Task details:
List, numbered and without blank lines, the lines in the records from the one containing "candle-body: [469, 175, 472, 181]" through the one containing "candle-body: [143, 92, 145, 102]", both included.
*** Record extracts ***
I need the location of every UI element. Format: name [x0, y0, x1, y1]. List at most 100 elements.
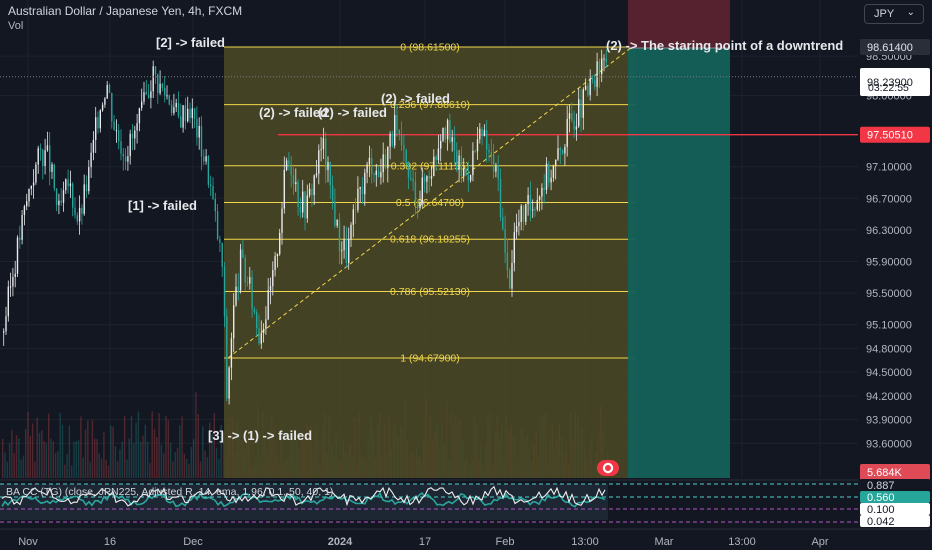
candle-body: [469, 175, 472, 181]
candle-body: [166, 95, 168, 97]
candle-body: [295, 182, 297, 185]
volume-bar: [103, 431, 105, 478]
candle-body: [85, 184, 88, 192]
volume-bar: [8, 443, 11, 478]
candle-body: [573, 120, 575, 130]
candle-body: [463, 167, 465, 176]
volume-bar: [146, 441, 149, 478]
time-axis[interactable]: Nov 16 Dec 2024 17 Feb 13:00 Mar 13:00 Apr: [0, 528, 932, 548]
time-tick-label: Mar: [655, 536, 674, 548]
volume-bar: [133, 443, 135, 478]
candle-body: [58, 200, 60, 206]
countdown-label: 03:22:55: [868, 82, 909, 94]
candle-body: [74, 207, 76, 215]
candle-body: [210, 184, 212, 187]
candle-body: [350, 224, 352, 240]
volume-bar: [121, 441, 123, 478]
candle-body: [472, 150, 474, 176]
candle-body: [334, 201, 336, 226]
price-tick-label: 95.50000: [866, 288, 912, 300]
candle-body: [193, 108, 196, 119]
candle-body: [359, 187, 361, 189]
volume-bar: [153, 428, 156, 478]
candle-body: [474, 150, 476, 152]
price-tick-label: 96.70000: [866, 193, 912, 205]
candle-body: [143, 92, 145, 102]
candle-body: [391, 133, 394, 146]
candle-body: [568, 113, 571, 119]
candle-body: [23, 206, 26, 215]
candle-body: [456, 150, 458, 170]
candle-body: [311, 188, 313, 196]
candle-body: [497, 165, 499, 180]
candle-body: [164, 87, 166, 96]
take-profit-zone[interactable]: [628, 48, 730, 478]
candle-body: [44, 150, 46, 167]
time-tick-label: 16: [104, 536, 116, 548]
volume-bar: [126, 459, 128, 478]
volume-bar: [142, 435, 144, 478]
price-tick-label: 94.20000: [866, 391, 912, 403]
volume-bar: [190, 447, 192, 478]
candle-body: [520, 205, 522, 222]
candle-body: [69, 183, 72, 187]
volume-bar: [22, 455, 25, 478]
candle-body: [154, 66, 157, 75]
candle-body: [88, 167, 90, 192]
candle-body: [180, 116, 182, 128]
candle-body: [214, 199, 216, 212]
candle-body: [582, 89, 584, 118]
candle-body: [145, 92, 147, 95]
candle-body: [147, 94, 150, 98]
volume-bar: [176, 447, 179, 478]
candle-body: [435, 156, 437, 161]
candle-body: [564, 146, 566, 154]
candle-body: [191, 108, 193, 119]
candle-body: [460, 155, 463, 176]
candle-body: [486, 130, 488, 150]
candle-body: [274, 256, 276, 271]
price-axis[interactable]: 98.5000098.0000097.1000096.7000096.30000…: [858, 0, 932, 550]
oscillator-level-badge: 0.560: [867, 492, 895, 504]
candle-body: [414, 181, 417, 205]
candle-body: [283, 169, 285, 209]
candle-body: [281, 208, 283, 233]
candle-body: [244, 257, 246, 283]
candle-body: [451, 137, 453, 142]
volume-bar: [91, 420, 94, 478]
currency-label: JPY: [874, 8, 895, 20]
currency-selector[interactable]: JPY ⌄: [864, 4, 924, 24]
candle-body: [543, 187, 545, 190]
candle-body: [76, 214, 78, 222]
volume-bar: [172, 461, 174, 478]
time-tick-label: 13:00: [728, 536, 756, 548]
volume-bar: [50, 438, 52, 478]
candle-body: [239, 249, 242, 291]
volume-bar: [4, 452, 6, 478]
time-tick-label: Feb: [496, 536, 515, 548]
volume-bar: [169, 443, 172, 478]
time-tick-label: Apr: [811, 536, 828, 548]
price-chart[interactable]: 0 (98.61500)0.236 (97.88610)0.382 (97.11…: [0, 0, 932, 550]
volume-bar: [52, 441, 54, 478]
candle-body: [545, 163, 548, 190]
volume-bar: [130, 415, 133, 478]
candle-body: [499, 179, 502, 218]
candle-body: [589, 78, 591, 96]
fib-level-label: 0.618 (96.18255): [390, 234, 470, 246]
candle-body: [81, 207, 83, 214]
candle-body: [175, 102, 177, 108]
volume-bar: [181, 416, 183, 478]
candle-body: [262, 328, 265, 334]
record-icon[interactable]: [597, 460, 619, 476]
candle-body: [297, 182, 299, 208]
volume-bar: [87, 420, 89, 478]
candle-body: [9, 286, 12, 288]
candle-body: [509, 270, 511, 289]
candle-body: [251, 277, 253, 310]
candle-body: [5, 316, 7, 332]
candle-body: [361, 187, 364, 195]
volume-bar: [128, 438, 130, 478]
candle-body: [341, 250, 343, 252]
candle-body: [433, 156, 435, 177]
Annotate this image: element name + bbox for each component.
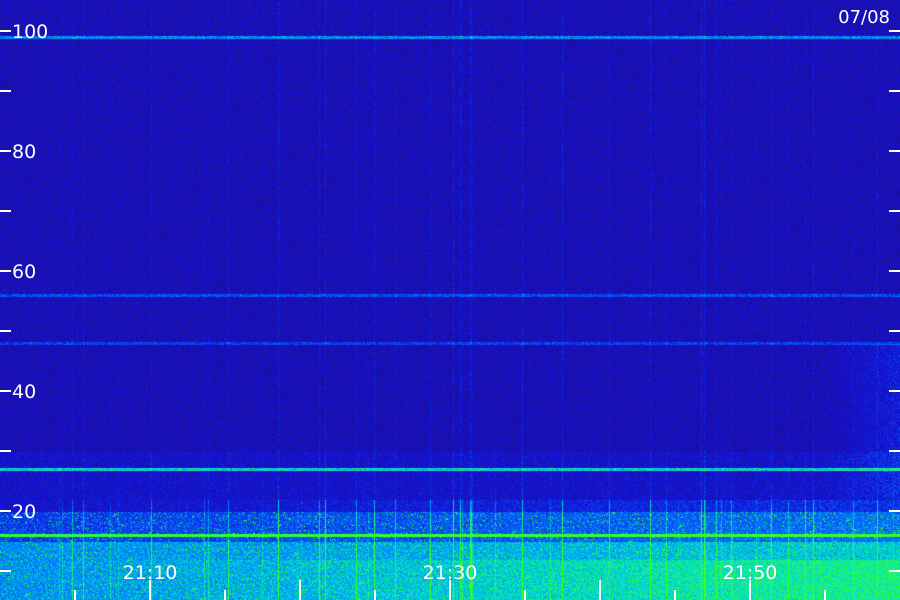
spectrogram-panel: 20 40 60 80 100 21:10 21:30 21:50 07/08 xyxy=(0,0,900,600)
y-tick-label: 80 xyxy=(12,141,36,163)
y-tick-label: 100 xyxy=(12,21,48,43)
date-label: 07/08 xyxy=(838,7,890,28)
y-tick-label: 40 xyxy=(12,381,36,403)
axes-overlay: 20 40 60 80 100 21:10 21:30 21:50 07/08 xyxy=(0,7,900,600)
x-tick-label: 21:10 xyxy=(123,562,178,584)
y-tick-label: 20 xyxy=(12,501,36,523)
x-tick-label: 21:30 xyxy=(423,562,478,584)
x-axis-ticks: 21:10 21:30 21:50 xyxy=(74,562,826,600)
x-tick-label: 21:50 xyxy=(723,562,778,584)
y-axis-ticks: 20 40 60 80 100 xyxy=(0,21,900,572)
y-tick-label: 60 xyxy=(12,261,36,283)
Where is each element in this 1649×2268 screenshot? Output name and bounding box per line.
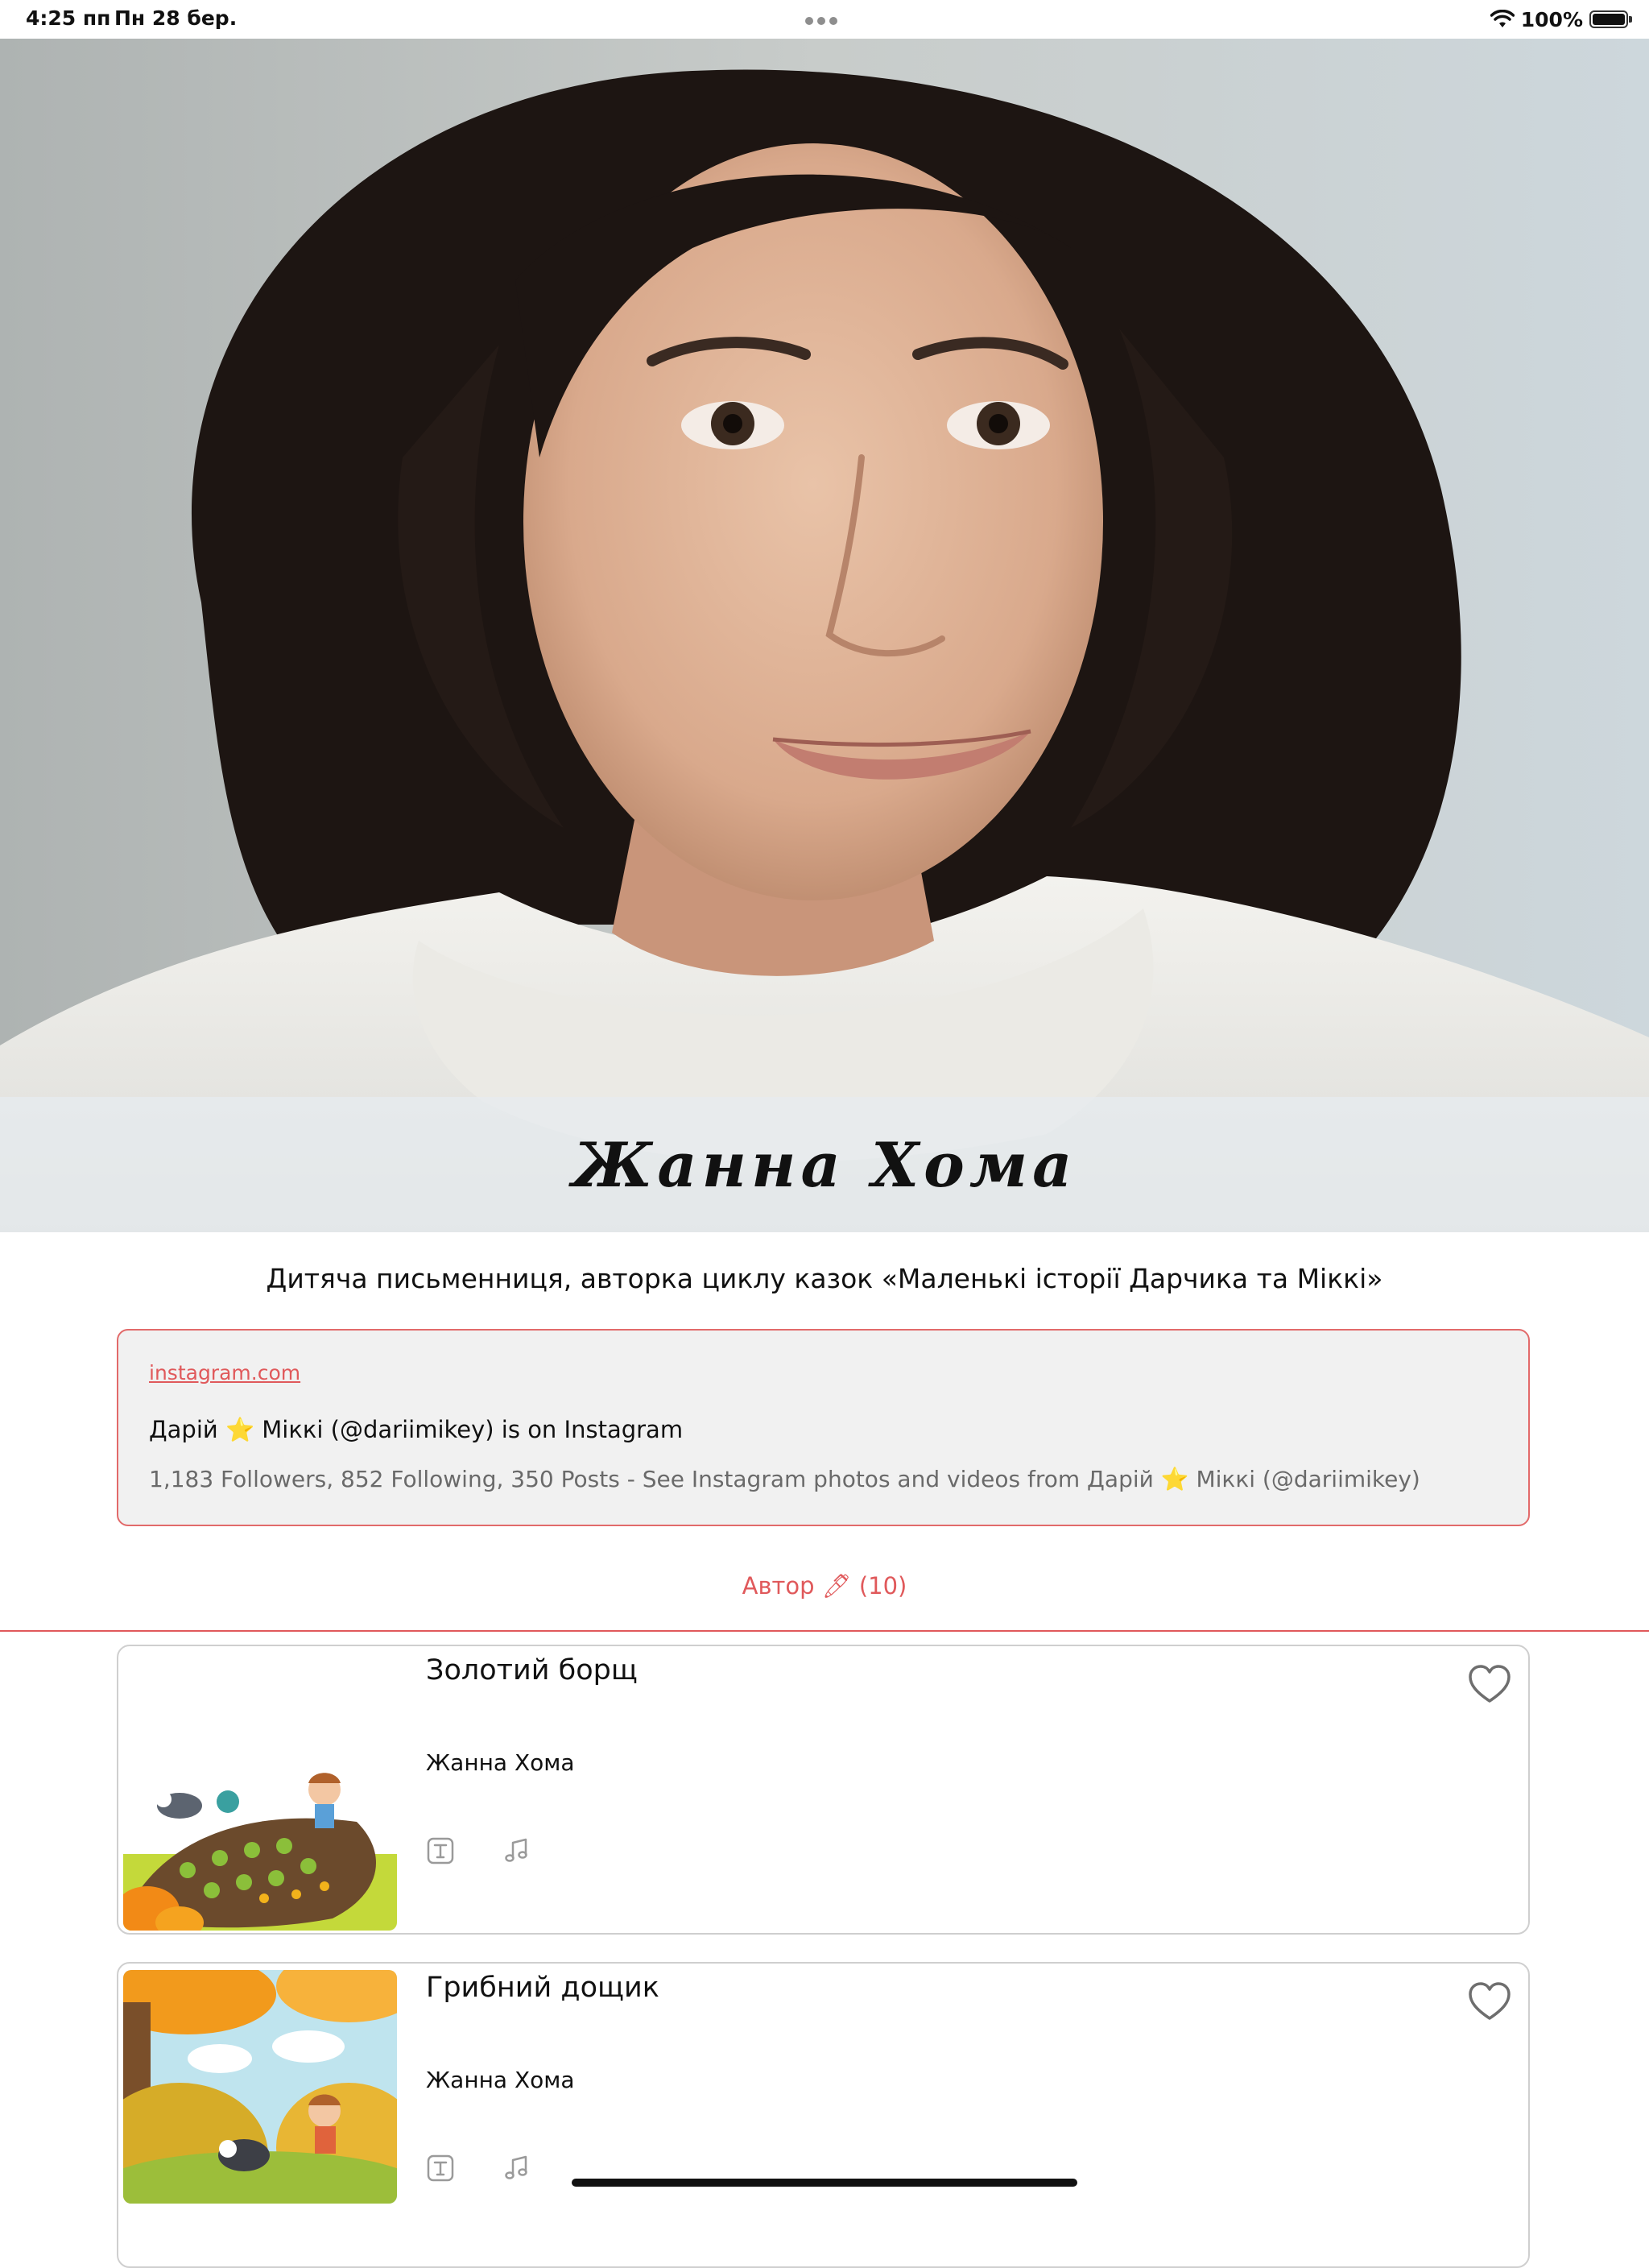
author-name: Жанна Хома: [572, 1128, 1077, 1201]
book-title[interactable]: Грибний дощик: [426, 1972, 659, 2004]
author-works-tab[interactable]: Автор 🖊 (10): [0, 1572, 1649, 1600]
status-time: 4:25 пп: [26, 6, 111, 30]
book-author[interactable]: Жанна Хома: [426, 1749, 575, 1776]
music-note-icon: [505, 1838, 527, 1862]
book-card[interactable]: Грибний дощик Жанна Хома: [117, 1962, 1530, 2268]
music-note-icon: [505, 2155, 527, 2179]
heart-outline-icon: [1469, 1665, 1511, 1703]
book-cover-image: [123, 1757, 397, 1931]
section-divider: [0, 1630, 1649, 1632]
status-date: Пн 28 бер.: [114, 6, 238, 30]
favorite-button[interactable]: [1465, 1661, 1514, 1709]
author-bio: Дитяча письменниця, авторка циклу казок …: [266, 1263, 1383, 1294]
wifi-icon: [1490, 10, 1515, 29]
home-indicator[interactable]: [572, 2179, 1077, 2187]
text-icon: [427, 2154, 454, 2182]
author-name-banner: Жанна Хома: [0, 1097, 1649, 1232]
status-bar: 4:25 пп Пн 28 бер. 100%: [0, 0, 1649, 39]
text-icon: [427, 1837, 454, 1864]
link-description: 1,183 Followers, 852 Following, 350 Post…: [149, 1466, 1420, 1492]
favorite-button[interactable]: [1465, 1978, 1514, 2026]
instagram-link-preview[interactable]: instagram.com Дарій ⭐ Міккі (@dariimikey…: [117, 1329, 1530, 1526]
book-author[interactable]: Жанна Хома: [426, 2067, 575, 2093]
heart-outline-icon: [1469, 1982, 1511, 2020]
book-card[interactable]: Золотий борщ Жанна Хома: [117, 1645, 1530, 1935]
multitasking-dots-icon[interactable]: [805, 13, 844, 25]
link-domain[interactable]: instagram.com: [149, 1361, 300, 1384]
link-title: Дарій ⭐ Міккі (@dariimikey) is on Instag…: [149, 1416, 684, 1443]
author-hero: Жанна Хома: [0, 39, 1649, 1232]
book-formats: [426, 1836, 531, 1865]
book-cover-image: [123, 1970, 397, 2204]
book-title[interactable]: Золотий борщ: [426, 1654, 638, 1687]
status-indicators: 100%: [1490, 6, 1632, 33]
book-formats: [426, 2154, 531, 2183]
battery-icon: [1589, 10, 1632, 28]
author-portrait-photo: [0, 39, 1649, 1232]
battery-percentage: 100%: [1520, 7, 1583, 31]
***
Written answer:
1. candle-body: [469, 175, 472, 181]
2. candle-body: [166, 95, 168, 97]
3. candle-body: [295, 182, 297, 185]
4. volume-bar: [103, 431, 105, 478]
5. candle-body: [85, 184, 88, 192]
6. volume-bar: [8, 443, 11, 478]
7. candle-body: [573, 120, 575, 130]
8. candle-body: [463, 167, 465, 176]
9. volume-bar: [146, 441, 149, 478]
10. time-axis[interactable]: Nov 16 Dec 2024 17 Feb 13:00 Mar 13:00 Apr: [0, 528, 932, 548]
11. time-tick-label: Mar: [655, 536, 674, 548]
12. volume-bar: [133, 443, 135, 478]
13. candle-body: [58, 200, 60, 206]
14. countdown-label: 03:22:55: [868, 82, 909, 94]
15. candle-body: [74, 207, 76, 215]
16. candle-body: [210, 184, 212, 187]
17. candle-body: [350, 224, 352, 240]
18. volume-bar: [121, 441, 123, 478]
19. candle-body: [472, 150, 474, 176]
20. candle-body: [334, 201, 336, 226]
21. price-tick-label: 95.50000: [866, 288, 912, 300]
22. candle-body: [193, 108, 196, 119]
23. candle-body: [359, 187, 361, 189]
24. volume-bar: [153, 428, 156, 478]
25. candle-body: [474, 150, 476, 152]
26. price-tick-label: 96.70000: [866, 193, 912, 205]
27. candle-body: [143, 92, 145, 102]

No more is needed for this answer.